■ Task goal ■
Your task is to repeat the listing exactly.
:: Stored records
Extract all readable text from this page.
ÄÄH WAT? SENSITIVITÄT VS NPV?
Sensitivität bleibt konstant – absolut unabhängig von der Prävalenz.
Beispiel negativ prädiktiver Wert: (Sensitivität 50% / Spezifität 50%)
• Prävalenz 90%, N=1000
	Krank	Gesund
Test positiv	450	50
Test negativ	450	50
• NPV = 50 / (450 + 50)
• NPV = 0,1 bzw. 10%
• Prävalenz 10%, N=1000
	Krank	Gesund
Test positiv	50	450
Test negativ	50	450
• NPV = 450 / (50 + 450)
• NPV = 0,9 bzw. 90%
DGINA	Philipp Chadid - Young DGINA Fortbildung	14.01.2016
::::
■ Answer to this task ■
Extract all readable text from this page.
ÄÄH WAT? SENSITIVITÄT VS NPV?
Sensitivität bleibt konstant – absolut unabhängig von der Prävalenz.
Beispiel negativ prädiktiver Wert: (Sensitivität 50% / Spezifität 50%)
• Prävalenz 90%, N=1000
	Krank	Gesund
Test positiv	450	50
Test negativ	450	50
• NPV = 50 / (450 + 50)
• NPV = 0,1 bzw. 10%
• Prävalenz 10%, N=1000
	Krank	Gesund
Test positiv	50	450
Test negativ	50	450
• NPV = 450 / (50 + 450)
• NPV = 0,9 bzw. 90%
DGINA	Philipp Chadid - Young DGINA Fortbildung	14.01.2016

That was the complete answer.